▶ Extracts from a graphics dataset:
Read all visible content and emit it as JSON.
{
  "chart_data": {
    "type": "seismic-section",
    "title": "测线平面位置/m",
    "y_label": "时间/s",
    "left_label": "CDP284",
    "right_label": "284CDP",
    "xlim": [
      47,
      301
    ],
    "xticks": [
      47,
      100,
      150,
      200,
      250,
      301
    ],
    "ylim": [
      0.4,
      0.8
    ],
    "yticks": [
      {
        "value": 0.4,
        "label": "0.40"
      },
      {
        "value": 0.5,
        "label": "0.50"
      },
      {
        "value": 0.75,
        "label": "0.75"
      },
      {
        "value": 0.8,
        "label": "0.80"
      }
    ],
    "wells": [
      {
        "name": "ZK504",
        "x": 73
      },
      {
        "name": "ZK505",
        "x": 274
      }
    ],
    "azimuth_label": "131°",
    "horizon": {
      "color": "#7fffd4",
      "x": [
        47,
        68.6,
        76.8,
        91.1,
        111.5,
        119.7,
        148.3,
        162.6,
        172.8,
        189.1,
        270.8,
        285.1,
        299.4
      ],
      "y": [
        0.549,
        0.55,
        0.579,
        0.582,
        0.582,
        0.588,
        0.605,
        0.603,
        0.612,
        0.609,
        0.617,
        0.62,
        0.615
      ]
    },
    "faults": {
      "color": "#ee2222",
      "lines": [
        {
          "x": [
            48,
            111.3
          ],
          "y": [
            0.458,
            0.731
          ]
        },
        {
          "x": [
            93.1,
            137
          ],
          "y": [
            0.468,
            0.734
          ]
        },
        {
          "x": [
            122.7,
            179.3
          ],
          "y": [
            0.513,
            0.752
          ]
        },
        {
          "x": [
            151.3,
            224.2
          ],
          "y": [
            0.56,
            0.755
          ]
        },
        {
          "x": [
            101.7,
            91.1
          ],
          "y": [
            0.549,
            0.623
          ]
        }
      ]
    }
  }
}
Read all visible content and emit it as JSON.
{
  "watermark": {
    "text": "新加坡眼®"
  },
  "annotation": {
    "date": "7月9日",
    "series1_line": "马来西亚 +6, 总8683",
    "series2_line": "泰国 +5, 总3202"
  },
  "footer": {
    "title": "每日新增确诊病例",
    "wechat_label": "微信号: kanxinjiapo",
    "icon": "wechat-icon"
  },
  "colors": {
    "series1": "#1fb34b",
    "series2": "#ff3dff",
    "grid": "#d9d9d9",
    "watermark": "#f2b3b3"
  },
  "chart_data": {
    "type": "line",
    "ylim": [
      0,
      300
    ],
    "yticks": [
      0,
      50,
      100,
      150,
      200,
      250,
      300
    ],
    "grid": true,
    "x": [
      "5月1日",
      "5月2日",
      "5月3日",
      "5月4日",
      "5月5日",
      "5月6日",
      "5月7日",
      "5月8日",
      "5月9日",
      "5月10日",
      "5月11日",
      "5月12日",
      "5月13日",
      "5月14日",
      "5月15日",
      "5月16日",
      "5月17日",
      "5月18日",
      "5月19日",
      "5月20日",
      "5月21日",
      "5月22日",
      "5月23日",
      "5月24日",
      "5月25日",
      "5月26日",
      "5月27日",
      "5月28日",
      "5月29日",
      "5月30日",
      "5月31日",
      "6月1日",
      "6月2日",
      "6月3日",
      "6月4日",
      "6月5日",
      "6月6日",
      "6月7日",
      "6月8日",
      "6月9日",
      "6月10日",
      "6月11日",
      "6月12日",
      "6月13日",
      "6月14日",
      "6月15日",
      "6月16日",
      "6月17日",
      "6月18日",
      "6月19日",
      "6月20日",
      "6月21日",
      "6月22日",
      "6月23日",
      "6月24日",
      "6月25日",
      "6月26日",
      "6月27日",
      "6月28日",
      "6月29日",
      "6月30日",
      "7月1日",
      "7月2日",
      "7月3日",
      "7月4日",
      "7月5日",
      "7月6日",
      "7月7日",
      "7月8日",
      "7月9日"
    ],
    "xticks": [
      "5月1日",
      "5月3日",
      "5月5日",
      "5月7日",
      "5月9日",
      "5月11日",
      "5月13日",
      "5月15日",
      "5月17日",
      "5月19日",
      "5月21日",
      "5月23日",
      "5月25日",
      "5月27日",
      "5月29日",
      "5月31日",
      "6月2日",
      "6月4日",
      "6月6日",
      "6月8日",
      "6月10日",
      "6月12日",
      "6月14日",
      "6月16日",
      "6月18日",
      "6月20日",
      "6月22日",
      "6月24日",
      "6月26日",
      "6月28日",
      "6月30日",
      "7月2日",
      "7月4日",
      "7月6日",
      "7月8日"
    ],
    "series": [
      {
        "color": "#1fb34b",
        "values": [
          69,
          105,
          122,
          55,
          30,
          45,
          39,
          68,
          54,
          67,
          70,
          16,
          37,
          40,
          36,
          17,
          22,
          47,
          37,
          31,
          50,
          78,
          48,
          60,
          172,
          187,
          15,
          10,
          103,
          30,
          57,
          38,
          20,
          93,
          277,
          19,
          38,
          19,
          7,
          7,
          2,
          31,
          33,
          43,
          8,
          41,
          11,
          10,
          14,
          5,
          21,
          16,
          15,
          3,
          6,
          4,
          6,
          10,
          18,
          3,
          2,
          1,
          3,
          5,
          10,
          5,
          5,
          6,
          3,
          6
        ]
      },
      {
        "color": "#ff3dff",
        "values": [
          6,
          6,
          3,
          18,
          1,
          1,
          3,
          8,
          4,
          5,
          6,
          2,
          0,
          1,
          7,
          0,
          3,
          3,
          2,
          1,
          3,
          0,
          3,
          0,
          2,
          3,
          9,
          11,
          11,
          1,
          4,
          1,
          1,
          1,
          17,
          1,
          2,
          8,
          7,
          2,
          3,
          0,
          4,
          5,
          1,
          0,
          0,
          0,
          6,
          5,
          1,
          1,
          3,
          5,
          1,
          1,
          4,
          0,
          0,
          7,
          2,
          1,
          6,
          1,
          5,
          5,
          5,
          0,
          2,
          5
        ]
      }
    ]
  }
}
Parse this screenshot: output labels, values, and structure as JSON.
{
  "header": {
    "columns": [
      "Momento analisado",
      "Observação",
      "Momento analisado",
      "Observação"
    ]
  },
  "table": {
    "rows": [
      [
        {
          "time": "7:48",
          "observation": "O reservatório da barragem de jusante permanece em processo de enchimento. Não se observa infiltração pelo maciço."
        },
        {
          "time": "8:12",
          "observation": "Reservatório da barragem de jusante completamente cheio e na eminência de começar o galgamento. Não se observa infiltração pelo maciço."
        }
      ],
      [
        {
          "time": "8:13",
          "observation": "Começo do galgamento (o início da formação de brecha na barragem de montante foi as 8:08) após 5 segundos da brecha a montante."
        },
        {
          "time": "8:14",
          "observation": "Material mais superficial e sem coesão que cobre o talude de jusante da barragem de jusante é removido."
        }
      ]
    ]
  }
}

▶ Exercise instructions: Repeat exactly the lines from the one containing "Parse this screenshot: output" through the last line of the records above, both included, and nothing else.

▶ Answer to the exercise:
Parse this screenshot: output labels, values, and structure as JSON.
{
  "header": {
    "columns": [
      "Momento analisado",
      "Observação",
      "Momento analisado",
      "Observação"
    ]
  },
  "table": {
    "rows": [
      [
        {
          "time": "7:48",
          "observation": "O reservatório da barragem de jusante permanece em processo de enchimento. Não se observa infiltração pelo maciço."
        },
        {
          "time": "8:12",
          "observation": "Reservatório da barragem de jusante completamente cheio e na eminência de começar o galgamento. Não se observa infiltração pelo maciço."
        }
      ],
      [
        {
          "time": "8:13",
          "observation": "Começo do galgamento (o início da formação de brecha na barragem de montante foi as 8:08) após 5 segundos da brecha a montante."
        },
        {
          "time": "8:14",
          "observation": "Material mais superficial e sem coesão que cobre o talude de jusante da barragem de jusante é removido."
        }
      ]
    ]
  }
}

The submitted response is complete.